_WORK REQUIRED_:
Look through the lines below and extract any with the word "initial".

_PROVIDED MATERIAL_:
⁂
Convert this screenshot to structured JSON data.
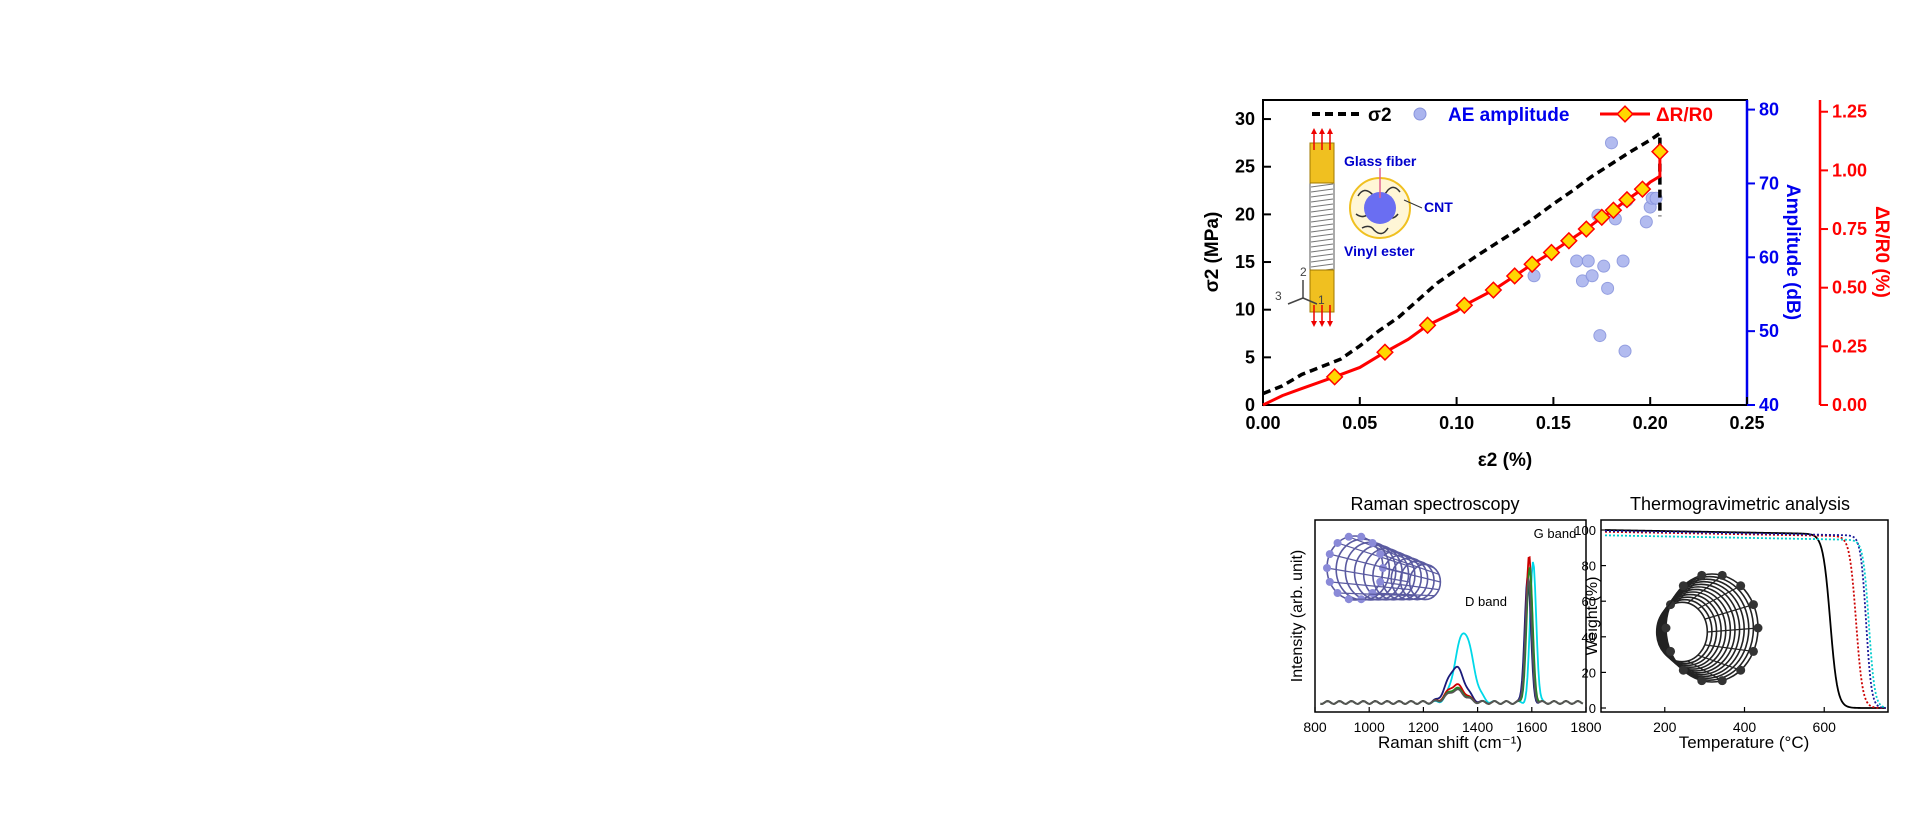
{
  "colors": {
    "sigma": "#000000",
    "ae": "#0000ee",
    "ae_fill": "#aab4ee",
    "dr": "#ff0000",
    "marker_fill": "#ffd700",
    "fiber_gold": "#f0c020",
    "fiber_blue": "#6a6ef2"
  },
  "chart_data": [
    {
      "type": "line",
      "legend": {
        "sigma_label": "σ2",
        "ae_label": "AE amplitude",
        "dr_label": "ΔR/R0",
        "placement": "top"
      },
      "xlabel": "ε2 (%)",
      "ylabel_left": "σ2 (MPa)",
      "ylabel_right1": "Amplitude (dB)",
      "ylabel_right2": "ΔR/R0 (%)",
      "xlim": [
        0,
        0.25
      ],
      "ylim_left": [
        0,
        32
      ],
      "ylim_right1": [
        40,
        81.3
      ],
      "ylim_right2": [
        0,
        1.3
      ],
      "xticks": [
        "0.00",
        "0.05",
        "0.10",
        "0.15",
        "0.20",
        "0.25"
      ],
      "yticks_left": [
        "0",
        "5",
        "10",
        "15",
        "20",
        "25",
        "30"
      ],
      "yticks_right1": [
        "40",
        "50",
        "60",
        "70",
        "80"
      ],
      "yticks_right2": [
        "0.00",
        "0.25",
        "0.50",
        "0.75",
        "1.00",
        "1.25"
      ],
      "inset_labels": {
        "glass": "Glass fiber",
        "cnt": "CNT",
        "vinyl": "Vinyl ester",
        "axis1": "1",
        "axis2": "2",
        "axis3": "3"
      },
      "series": [
        {
          "name": "σ2",
          "axis": "left",
          "x": [
            0,
            0.01,
            0.02,
            0.03,
            0.04,
            0.05,
            0.06,
            0.07,
            0.08,
            0.09,
            0.1,
            0.11,
            0.12,
            0.13,
            0.14,
            0.15,
            0.16,
            0.17,
            0.18,
            0.19,
            0.2,
            0.205,
            0.205
          ],
          "y": [
            1.2,
            2.0,
            3.2,
            4.0,
            4.8,
            6.2,
            7.8,
            9.2,
            11.0,
            12.8,
            14.2,
            15.6,
            16.9,
            18.2,
            19.6,
            21.1,
            22.5,
            24.0,
            25.3,
            26.6,
            27.8,
            28.5,
            19.8
          ]
        },
        {
          "name": "ΔR/R0",
          "axis": "right2",
          "x": [
            0,
            0.01,
            0.02,
            0.037,
            0.05,
            0.063,
            0.075,
            0.085,
            0.1,
            0.104,
            0.119,
            0.13,
            0.139,
            0.149,
            0.158,
            0.167,
            0.175,
            0.181,
            0.188,
            0.196,
            0.2,
            0.205,
            0.205
          ],
          "y": [
            0.0,
            0.04,
            0.07,
            0.12,
            0.16,
            0.225,
            0.28,
            0.34,
            0.4,
            0.425,
            0.49,
            0.55,
            0.6,
            0.65,
            0.7,
            0.75,
            0.8,
            0.83,
            0.875,
            0.92,
            0.95,
            0.975,
            1.08
          ],
          "markers_x": [
            0.037,
            0.063,
            0.085,
            0.104,
            0.119,
            0.13,
            0.139,
            0.149,
            0.158,
            0.167,
            0.175,
            0.181,
            0.188,
            0.196,
            0.205
          ],
          "markers_y": [
            0.12,
            0.225,
            0.34,
            0.425,
            0.49,
            0.55,
            0.6,
            0.65,
            0.7,
            0.75,
            0.8,
            0.83,
            0.875,
            0.92,
            1.08
          ]
        },
        {
          "name": "AE amplitude",
          "axis": "right1",
          "type": "scatter",
          "x": [
            0.14,
            0.162,
            0.165,
            0.168,
            0.17,
            0.173,
            0.174,
            0.176,
            0.178,
            0.18,
            0.182,
            0.186,
            0.187,
            0.188,
            0.198,
            0.2,
            0.201,
            0.203
          ],
          "y": [
            57.5,
            59.5,
            56.8,
            59.5,
            57.5,
            65.7,
            49.4,
            58.8,
            55.8,
            75.5,
            65.2,
            59.5,
            47.3,
            67.7,
            64.8,
            66.8,
            68.0,
            68.0
          ]
        }
      ]
    },
    {
      "type": "line",
      "title": "Raman spectroscopy",
      "xlabel": "Raman shift (cm⁻¹)",
      "ylabel": "Intensity (arb. unit)",
      "xlim": [
        800,
        1800
      ],
      "xticks": [
        "800",
        "1000",
        "1200",
        "1400",
        "1600",
        "1800"
      ],
      "annotations": [
        "D band",
        "G band"
      ],
      "series": [
        {
          "color": "#00d8e8",
          "d_peak": 1350,
          "d_height": 0.4,
          "g_peak": 1605,
          "g_height": 0.8
        },
        {
          "color": "#1a1a7a",
          "d_peak": 1320,
          "d_height": 0.2,
          "g_peak": 1585,
          "g_height": 0.72
        },
        {
          "color": "#cc0000",
          "d_peak": 1320,
          "d_height": 0.1,
          "g_peak": 1590,
          "g_height": 0.83
        },
        {
          "color": "#228822",
          "d_peak": 1320,
          "d_height": 0.08,
          "g_peak": 1592,
          "g_height": 0.76
        },
        {
          "color": "#555555",
          "d_peak": 1320,
          "d_height": 0.07,
          "g_peak": 1588,
          "g_height": 0.7
        }
      ]
    },
    {
      "type": "line",
      "title": "Thermogravimetric analysis",
      "xlabel": "Temperature (°C)",
      "ylabel": "Weight (%)",
      "xlim": [
        40,
        760
      ],
      "ylim": [
        0,
        100
      ],
      "xticks": [
        "200",
        "400",
        "600"
      ],
      "yticks": [
        "0",
        "20",
        "40",
        "60",
        "80",
        "100"
      ],
      "series": [
        {
          "color": "#000000",
          "t_onset": 615,
          "width": 20,
          "initial": 100
        },
        {
          "color": "#cc0000",
          "t_onset": 680,
          "width": 18,
          "initial": 99
        },
        {
          "color": "#1a1a99",
          "t_onset": 705,
          "width": 15,
          "initial": 99.5
        },
        {
          "color": "#00cccc",
          "t_onset": 712,
          "width": 16,
          "initial": 97
        }
      ]
    }
  ]
}
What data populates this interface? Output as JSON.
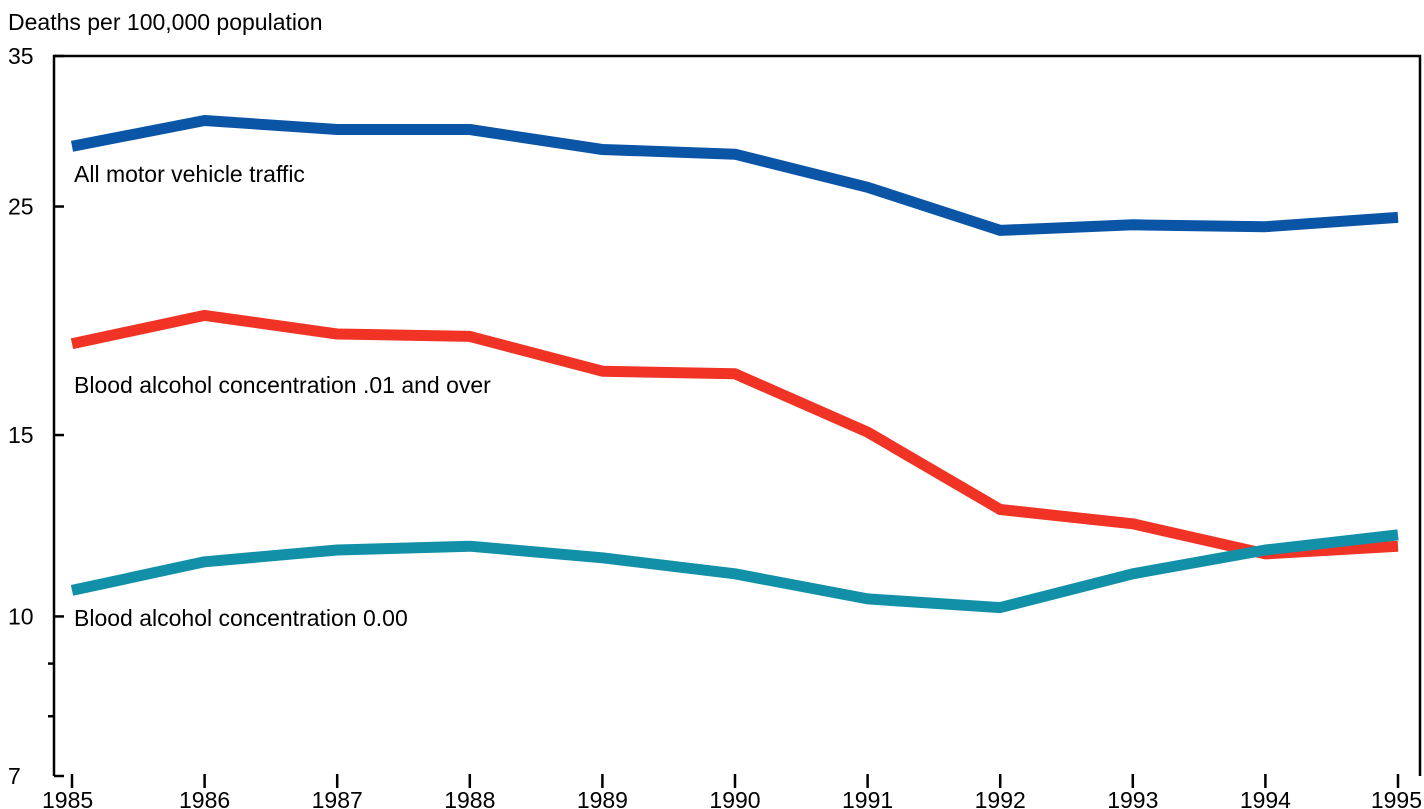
⁂
_RESULT FOR THIS EXERCISE_:
          "initial": 100
          "initial": 99
          "initial": 99.5
          "initial": 97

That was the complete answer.